=== The data ===

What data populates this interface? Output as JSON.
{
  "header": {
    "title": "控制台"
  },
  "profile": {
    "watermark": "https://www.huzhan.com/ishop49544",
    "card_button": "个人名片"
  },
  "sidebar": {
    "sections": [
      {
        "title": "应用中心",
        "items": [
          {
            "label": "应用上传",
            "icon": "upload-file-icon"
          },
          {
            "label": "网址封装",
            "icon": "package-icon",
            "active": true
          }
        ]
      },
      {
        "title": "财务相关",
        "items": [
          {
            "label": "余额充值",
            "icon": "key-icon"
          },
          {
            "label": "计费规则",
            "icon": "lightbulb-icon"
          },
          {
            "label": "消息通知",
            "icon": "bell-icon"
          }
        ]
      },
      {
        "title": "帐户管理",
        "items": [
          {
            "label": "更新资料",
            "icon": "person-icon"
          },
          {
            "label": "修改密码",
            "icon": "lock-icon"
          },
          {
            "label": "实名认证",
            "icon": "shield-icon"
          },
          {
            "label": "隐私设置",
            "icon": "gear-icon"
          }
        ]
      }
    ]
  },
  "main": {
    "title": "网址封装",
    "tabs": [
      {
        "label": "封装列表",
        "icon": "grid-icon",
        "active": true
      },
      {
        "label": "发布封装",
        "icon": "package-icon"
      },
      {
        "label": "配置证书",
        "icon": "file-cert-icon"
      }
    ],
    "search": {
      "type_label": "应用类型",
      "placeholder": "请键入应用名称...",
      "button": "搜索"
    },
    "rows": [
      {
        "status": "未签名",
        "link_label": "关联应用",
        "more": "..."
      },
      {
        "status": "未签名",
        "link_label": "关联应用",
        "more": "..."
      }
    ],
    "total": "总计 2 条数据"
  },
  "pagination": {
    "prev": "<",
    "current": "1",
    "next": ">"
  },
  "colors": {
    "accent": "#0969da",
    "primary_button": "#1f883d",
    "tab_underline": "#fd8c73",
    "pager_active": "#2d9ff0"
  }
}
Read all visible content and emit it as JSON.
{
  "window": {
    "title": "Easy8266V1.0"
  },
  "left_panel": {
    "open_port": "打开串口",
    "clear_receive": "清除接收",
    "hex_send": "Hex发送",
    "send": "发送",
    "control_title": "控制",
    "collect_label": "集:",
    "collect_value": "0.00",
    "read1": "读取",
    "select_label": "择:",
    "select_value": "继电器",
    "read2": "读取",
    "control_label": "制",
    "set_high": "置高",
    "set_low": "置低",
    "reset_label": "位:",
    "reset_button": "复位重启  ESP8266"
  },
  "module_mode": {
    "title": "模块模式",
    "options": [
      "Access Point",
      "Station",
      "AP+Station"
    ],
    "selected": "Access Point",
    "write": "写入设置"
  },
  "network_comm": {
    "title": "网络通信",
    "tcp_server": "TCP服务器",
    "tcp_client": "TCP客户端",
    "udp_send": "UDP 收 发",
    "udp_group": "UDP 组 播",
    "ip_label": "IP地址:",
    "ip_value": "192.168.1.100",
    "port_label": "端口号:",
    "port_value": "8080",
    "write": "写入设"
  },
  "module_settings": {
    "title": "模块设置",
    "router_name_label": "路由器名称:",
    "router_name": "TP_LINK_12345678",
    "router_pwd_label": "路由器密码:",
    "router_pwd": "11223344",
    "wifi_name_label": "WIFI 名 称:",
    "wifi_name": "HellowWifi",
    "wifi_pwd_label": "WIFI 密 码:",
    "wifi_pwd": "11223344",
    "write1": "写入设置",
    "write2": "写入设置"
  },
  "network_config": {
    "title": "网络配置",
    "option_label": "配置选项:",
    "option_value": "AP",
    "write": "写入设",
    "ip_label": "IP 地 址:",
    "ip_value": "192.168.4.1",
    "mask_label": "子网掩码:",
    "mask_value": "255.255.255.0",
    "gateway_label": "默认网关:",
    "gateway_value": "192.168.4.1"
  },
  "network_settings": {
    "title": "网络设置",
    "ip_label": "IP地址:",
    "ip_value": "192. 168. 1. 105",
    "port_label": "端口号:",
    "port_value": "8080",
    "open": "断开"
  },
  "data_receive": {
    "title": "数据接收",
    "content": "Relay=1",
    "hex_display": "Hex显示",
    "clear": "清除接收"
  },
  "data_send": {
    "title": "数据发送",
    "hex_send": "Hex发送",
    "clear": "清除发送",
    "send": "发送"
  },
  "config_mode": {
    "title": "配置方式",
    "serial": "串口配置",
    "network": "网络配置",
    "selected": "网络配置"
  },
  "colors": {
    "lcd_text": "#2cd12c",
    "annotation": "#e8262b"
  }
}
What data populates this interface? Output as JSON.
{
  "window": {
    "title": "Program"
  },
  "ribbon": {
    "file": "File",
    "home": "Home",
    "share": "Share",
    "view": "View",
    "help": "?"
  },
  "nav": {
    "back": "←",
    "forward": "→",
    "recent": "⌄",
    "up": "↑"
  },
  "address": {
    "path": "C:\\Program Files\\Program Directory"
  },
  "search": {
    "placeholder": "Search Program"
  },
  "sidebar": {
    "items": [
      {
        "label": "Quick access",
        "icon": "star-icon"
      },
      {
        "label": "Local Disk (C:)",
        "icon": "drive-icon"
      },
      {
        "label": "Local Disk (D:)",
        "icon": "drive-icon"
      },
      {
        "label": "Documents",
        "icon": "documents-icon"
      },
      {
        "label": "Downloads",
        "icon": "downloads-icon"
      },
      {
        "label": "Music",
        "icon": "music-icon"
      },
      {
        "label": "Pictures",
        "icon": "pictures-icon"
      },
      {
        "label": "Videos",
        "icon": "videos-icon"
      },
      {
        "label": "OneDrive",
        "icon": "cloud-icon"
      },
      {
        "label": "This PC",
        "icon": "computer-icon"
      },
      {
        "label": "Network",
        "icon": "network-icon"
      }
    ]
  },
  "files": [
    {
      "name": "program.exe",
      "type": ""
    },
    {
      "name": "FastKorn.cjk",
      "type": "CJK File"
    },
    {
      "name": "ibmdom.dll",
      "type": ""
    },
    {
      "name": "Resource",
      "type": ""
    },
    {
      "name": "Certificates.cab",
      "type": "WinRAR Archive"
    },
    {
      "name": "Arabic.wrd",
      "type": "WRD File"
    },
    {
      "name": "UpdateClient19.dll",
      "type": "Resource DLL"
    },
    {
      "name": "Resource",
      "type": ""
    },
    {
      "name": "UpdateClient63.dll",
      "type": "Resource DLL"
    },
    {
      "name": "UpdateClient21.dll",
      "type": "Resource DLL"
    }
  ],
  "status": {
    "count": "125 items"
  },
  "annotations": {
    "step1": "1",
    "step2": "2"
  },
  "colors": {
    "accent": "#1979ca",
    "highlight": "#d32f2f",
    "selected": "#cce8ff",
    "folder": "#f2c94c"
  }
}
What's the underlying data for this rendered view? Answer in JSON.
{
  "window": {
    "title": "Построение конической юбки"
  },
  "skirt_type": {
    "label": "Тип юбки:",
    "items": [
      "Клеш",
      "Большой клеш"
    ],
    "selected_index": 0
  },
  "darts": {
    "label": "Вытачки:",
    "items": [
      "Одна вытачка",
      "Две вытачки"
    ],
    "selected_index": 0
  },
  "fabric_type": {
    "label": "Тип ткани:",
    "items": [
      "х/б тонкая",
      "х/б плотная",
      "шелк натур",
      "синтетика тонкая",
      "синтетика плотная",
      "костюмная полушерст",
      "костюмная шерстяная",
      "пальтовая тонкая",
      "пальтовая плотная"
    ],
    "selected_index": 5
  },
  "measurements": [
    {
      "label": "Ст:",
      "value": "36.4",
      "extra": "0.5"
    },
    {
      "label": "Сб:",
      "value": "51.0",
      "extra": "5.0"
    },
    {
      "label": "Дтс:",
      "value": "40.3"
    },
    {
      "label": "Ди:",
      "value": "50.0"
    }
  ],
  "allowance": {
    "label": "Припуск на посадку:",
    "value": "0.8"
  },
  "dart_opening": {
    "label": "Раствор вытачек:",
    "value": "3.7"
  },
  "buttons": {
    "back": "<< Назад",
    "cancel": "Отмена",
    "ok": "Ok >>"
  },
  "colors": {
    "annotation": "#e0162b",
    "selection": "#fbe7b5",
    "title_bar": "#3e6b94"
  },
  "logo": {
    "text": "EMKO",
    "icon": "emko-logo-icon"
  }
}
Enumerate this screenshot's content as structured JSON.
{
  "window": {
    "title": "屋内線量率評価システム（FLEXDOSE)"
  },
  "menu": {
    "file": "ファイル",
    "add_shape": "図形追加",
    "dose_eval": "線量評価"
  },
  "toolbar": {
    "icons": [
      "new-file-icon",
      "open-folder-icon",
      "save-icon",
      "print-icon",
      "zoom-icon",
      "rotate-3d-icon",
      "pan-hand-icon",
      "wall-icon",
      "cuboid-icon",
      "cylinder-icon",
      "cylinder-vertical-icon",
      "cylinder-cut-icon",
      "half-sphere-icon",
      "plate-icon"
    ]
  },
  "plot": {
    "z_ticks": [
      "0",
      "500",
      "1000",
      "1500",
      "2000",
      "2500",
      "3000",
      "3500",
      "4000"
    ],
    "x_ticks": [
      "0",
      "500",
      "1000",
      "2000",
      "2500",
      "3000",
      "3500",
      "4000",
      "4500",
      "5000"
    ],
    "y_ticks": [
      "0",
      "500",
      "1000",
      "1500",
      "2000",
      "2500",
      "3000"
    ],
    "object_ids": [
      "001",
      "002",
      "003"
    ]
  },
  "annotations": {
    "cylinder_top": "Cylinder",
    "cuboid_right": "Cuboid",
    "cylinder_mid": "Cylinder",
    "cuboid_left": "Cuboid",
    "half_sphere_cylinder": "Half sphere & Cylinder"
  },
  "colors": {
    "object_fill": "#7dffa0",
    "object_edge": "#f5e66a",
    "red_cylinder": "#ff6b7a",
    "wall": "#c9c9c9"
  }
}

===

Set problem >> Read through the entries and copy each line in which "костюмная" appears.

Output below >>
      "костюмная полушерст",
      "костюмная шерстяная",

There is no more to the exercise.